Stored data
━━━━━━━━━━━━━━━━━━━━
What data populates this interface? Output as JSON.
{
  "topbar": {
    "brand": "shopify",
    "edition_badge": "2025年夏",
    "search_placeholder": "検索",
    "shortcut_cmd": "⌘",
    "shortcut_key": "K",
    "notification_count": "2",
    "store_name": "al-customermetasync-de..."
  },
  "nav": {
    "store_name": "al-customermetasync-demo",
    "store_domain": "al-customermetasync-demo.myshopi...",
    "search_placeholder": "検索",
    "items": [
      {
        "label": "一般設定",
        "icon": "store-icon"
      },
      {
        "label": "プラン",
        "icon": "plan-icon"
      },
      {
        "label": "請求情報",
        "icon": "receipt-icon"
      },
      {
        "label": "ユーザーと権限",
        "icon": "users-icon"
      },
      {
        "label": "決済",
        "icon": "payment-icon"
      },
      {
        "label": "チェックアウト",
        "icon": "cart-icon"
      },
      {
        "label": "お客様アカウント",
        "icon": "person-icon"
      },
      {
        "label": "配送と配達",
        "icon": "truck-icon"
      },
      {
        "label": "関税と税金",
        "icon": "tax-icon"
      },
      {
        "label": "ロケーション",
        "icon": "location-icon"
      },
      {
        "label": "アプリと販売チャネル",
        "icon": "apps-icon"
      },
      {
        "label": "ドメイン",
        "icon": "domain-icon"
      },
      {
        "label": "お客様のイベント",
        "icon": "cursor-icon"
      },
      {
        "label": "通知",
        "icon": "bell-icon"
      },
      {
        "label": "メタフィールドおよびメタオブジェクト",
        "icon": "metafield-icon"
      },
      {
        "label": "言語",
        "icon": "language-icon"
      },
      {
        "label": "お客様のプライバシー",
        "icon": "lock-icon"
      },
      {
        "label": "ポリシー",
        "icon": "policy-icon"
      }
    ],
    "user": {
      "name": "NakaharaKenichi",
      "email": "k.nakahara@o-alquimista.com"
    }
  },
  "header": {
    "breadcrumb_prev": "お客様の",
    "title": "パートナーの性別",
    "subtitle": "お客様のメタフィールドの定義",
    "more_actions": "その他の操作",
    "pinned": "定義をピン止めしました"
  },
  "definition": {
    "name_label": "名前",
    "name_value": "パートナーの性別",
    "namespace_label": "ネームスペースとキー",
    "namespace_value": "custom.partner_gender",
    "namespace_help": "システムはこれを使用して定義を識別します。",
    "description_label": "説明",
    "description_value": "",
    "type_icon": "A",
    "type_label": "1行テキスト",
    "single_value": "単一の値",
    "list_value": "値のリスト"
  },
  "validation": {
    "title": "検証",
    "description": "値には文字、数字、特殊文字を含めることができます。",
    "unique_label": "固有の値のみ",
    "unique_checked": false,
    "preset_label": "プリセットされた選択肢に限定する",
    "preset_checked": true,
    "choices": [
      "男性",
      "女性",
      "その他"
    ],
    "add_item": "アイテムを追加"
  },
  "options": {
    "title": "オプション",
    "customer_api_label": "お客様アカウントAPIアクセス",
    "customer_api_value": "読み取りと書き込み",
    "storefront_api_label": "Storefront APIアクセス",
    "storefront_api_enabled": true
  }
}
━━━━━━━━━━━━━━━━━━━━
▸ **WHAT YOU WILL DO**: Report each line in the preceding entries that holds the string "demo".

▸ **FINAL ANSWER**:
    "store_name": "al-customermetasync-demo",
    "store_domain": "al-customermetasync-demo.myshopi...",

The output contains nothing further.